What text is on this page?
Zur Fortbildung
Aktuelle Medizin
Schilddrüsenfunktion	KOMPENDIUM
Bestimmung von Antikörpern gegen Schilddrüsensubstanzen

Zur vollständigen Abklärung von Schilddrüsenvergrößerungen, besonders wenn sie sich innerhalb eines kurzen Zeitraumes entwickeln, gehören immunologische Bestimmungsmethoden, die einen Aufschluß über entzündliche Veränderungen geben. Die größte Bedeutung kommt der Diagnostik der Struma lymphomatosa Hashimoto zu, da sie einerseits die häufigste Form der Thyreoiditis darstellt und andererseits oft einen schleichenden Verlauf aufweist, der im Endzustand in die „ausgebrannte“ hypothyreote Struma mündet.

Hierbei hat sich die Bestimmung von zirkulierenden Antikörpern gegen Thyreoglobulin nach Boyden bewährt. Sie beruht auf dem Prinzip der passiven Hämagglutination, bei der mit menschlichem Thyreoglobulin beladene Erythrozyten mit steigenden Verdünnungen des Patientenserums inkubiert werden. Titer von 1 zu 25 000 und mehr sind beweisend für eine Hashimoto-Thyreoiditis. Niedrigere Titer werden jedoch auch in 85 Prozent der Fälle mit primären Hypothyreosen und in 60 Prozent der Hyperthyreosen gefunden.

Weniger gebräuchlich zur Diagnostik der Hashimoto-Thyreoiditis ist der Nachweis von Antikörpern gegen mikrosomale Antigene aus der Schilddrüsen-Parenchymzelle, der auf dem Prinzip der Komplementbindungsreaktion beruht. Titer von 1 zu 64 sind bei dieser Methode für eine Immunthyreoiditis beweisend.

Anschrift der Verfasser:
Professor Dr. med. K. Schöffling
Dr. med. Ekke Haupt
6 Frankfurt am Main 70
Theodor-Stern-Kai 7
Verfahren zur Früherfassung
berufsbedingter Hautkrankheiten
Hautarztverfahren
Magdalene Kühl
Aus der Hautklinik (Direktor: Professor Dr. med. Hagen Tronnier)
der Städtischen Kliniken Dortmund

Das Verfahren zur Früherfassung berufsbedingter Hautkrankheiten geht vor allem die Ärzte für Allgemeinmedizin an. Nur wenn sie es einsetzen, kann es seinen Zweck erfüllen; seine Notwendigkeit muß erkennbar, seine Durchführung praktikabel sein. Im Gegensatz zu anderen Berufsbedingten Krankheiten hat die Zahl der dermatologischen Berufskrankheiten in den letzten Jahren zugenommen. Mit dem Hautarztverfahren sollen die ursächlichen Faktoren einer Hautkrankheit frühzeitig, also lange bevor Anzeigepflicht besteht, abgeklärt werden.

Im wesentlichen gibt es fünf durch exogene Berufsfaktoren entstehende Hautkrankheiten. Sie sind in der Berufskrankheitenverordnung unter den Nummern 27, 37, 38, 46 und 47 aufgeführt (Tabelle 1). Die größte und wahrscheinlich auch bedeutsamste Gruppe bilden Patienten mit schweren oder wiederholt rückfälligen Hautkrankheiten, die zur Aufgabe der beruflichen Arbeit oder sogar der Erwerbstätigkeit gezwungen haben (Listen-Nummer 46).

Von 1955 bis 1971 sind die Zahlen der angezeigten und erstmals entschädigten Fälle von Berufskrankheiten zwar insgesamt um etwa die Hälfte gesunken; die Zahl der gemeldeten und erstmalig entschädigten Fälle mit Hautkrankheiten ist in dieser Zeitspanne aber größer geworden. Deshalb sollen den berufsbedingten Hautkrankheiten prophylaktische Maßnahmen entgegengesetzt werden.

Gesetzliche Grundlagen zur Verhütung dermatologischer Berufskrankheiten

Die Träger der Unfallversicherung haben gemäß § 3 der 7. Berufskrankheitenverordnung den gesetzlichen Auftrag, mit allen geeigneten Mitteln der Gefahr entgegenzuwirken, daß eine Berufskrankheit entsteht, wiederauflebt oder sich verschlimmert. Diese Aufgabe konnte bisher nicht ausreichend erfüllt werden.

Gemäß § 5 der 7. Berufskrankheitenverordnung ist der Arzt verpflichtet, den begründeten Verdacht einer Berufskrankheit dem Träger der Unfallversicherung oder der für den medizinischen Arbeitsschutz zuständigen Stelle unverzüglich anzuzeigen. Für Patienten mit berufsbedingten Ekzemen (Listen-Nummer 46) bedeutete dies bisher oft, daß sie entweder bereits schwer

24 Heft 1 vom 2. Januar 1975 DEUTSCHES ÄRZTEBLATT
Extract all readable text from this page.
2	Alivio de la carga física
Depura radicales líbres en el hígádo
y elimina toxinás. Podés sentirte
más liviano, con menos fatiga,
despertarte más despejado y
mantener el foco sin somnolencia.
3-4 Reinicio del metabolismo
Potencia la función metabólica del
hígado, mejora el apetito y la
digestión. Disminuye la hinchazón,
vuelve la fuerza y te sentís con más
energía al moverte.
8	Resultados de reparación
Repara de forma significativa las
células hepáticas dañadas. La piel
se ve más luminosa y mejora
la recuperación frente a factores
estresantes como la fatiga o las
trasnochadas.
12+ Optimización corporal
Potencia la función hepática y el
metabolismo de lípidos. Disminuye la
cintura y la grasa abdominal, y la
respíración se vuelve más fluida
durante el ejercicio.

• _Work required_
An exact copy of every record above is required.

• _Result of this task_
What text is on this page?
Zur Fortbildung
Aktuelle Medizin
Schilddrüsenfunktion	KOMPENDIUM
Bestimmung von Antikörpern gegen Schilddrüsensubstanzen

Zur vollständigen Abklärung von Schilddrüsenvergrößerungen, besonders wenn sie sich innerhalb eines kurzen Zeitraumes entwickeln, gehören immunologische Bestimmungsmethoden, die einen Aufschluß über entzündliche Veränderungen geben. Die größte Bedeutung kommt der Diagnostik der Struma lymphomatosa Hashimoto zu, da sie einerseits die häufigste Form der Thyreoiditis darstellt und andererseits oft einen schleichenden Verlauf aufweist, der im Endzustand in die „ausgebrannte“ hypothyreote Struma mündet.

Hierbei hat sich die Bestimmung von zirkulierenden Antikörpern gegen Thyreoglobulin nach Boyden bewährt. Sie beruht auf dem Prinzip der passiven Hämagglutination, bei der mit menschlichem Thyreoglobulin beladene Erythrozyten mit steigenden Verdünnungen des Patientenserums inkubiert werden. Titer von 1 zu 25 000 und mehr sind beweisend für eine Hashimoto-Thyreoiditis. Niedrigere Titer werden jedoch auch in 85 Prozent der Fälle mit primären Hypothyreosen und in 60 Prozent der Hyperthyreosen gefunden.

Weniger gebräuchlich zur Diagnostik der Hashimoto-Thyreoiditis ist der Nachweis von Antikörpern gegen mikrosomale Antigene aus der Schilddrüsen-Parenchymzelle, der auf dem Prinzip der Komplementbindungsreaktion beruht. Titer von 1 zu 64 sind bei dieser Methode für eine Immunthyreoiditis beweisend.

Anschrift der Verfasser:
Professor Dr. med. K. Schöffling
Dr. med. Ekke Haupt
6 Frankfurt am Main 70
Theodor-Stern-Kai 7
Verfahren zur Früherfassung
berufsbedingter Hautkrankheiten
Hautarztverfahren
Magdalene Kühl
Aus der Hautklinik (Direktor: Professor Dr. med. Hagen Tronnier)
der Städtischen Kliniken Dortmund

Das Verfahren zur Früherfassung berufsbedingter Hautkrankheiten geht vor allem die Ärzte für Allgemeinmedizin an. Nur wenn sie es einsetzen, kann es seinen Zweck erfüllen; seine Notwendigkeit muß erkennbar, seine Durchführung praktikabel sein. Im Gegensatz zu anderen Berufsbedingten Krankheiten hat die Zahl der dermatologischen Berufskrankheiten in den letzten Jahren zugenommen. Mit dem Hautarztverfahren sollen die ursächlichen Faktoren einer Hautkrankheit frühzeitig, also lange bevor Anzeigepflicht besteht, abgeklärt werden.

Im wesentlichen gibt es fünf durch exogene Berufsfaktoren entstehende Hautkrankheiten. Sie sind in der Berufskrankheitenverordnung unter den Nummern 27, 37, 38, 46 und 47 aufgeführt (Tabelle 1). Die größte und wahrscheinlich auch bedeutsamste Gruppe bilden Patienten mit schweren oder wiederholt rückfälligen Hautkrankheiten, die zur Aufgabe der beruflichen Arbeit oder sogar der Erwerbstätigkeit gezwungen haben (Listen-Nummer 46).

Von 1955 bis 1971 sind die Zahlen der angezeigten und erstmals entschädigten Fälle von Berufskrankheiten zwar insgesamt um etwa die Hälfte gesunken; die Zahl der gemeldeten und erstmalig entschädigten Fälle mit Hautkrankheiten ist in dieser Zeitspanne aber größer geworden. Deshalb sollen den berufsbedingten Hautkrankheiten prophylaktische Maßnahmen entgegengesetzt werden.

Gesetzliche Grundlagen zur Verhütung dermatologischer Berufskrankheiten

Die Träger der Unfallversicherung haben gemäß § 3 der 7. Berufskrankheitenverordnung den gesetzlichen Auftrag, mit allen geeigneten Mitteln der Gefahr entgegenzuwirken, daß eine Berufskrankheit entsteht, wiederauflebt oder sich verschlimmert. Diese Aufgabe konnte bisher nicht ausreichend erfüllt werden.

Gemäß § 5 der 7. Berufskrankheitenverordnung ist der Arzt verpflichtet, den begründeten Verdacht einer Berufskrankheit dem Träger der Unfallversicherung oder der für den medizinischen Arbeitsschutz zuständigen Stelle unverzüglich anzuzeigen. Für Patienten mit berufsbedingten Ekzemen (Listen-Nummer 46) bedeutete dies bisher oft, daß sie entweder bereits schwer

24 Heft 1 vom 2. Januar 1975 DEUTSCHES ÄRZTEBLATT
Extract all readable text from this page.
2	Alivio de la carga física
Depura radicales líbres en el hígádo
y elimina toxinás. Podés sentirte
más liviano, con menos fatiga,
despertarte más despejado y
mantener el foco sin somnolencia.
3-4 Reinicio del metabolismo
Potencia la función metabólica del
hígado, mejora el apetito y la
digestión. Disminuye la hinchazón,
vuelve la fuerza y te sentís con más
energía al moverte.
8	Resultados de reparación
Repara de forma significativa las
células hepáticas dañadas. La piel
se ve más luminosa y mejora
la recuperación frente a factores
estresantes como la fatiga o las
trasnochadas.
12+ Optimización corporal
Potencia la función hepática y el
metabolismo de lípidos. Disminuye la
cintura y la grasa abdominal, y la
respíración se vuelve más fluida
durante el ejercicio.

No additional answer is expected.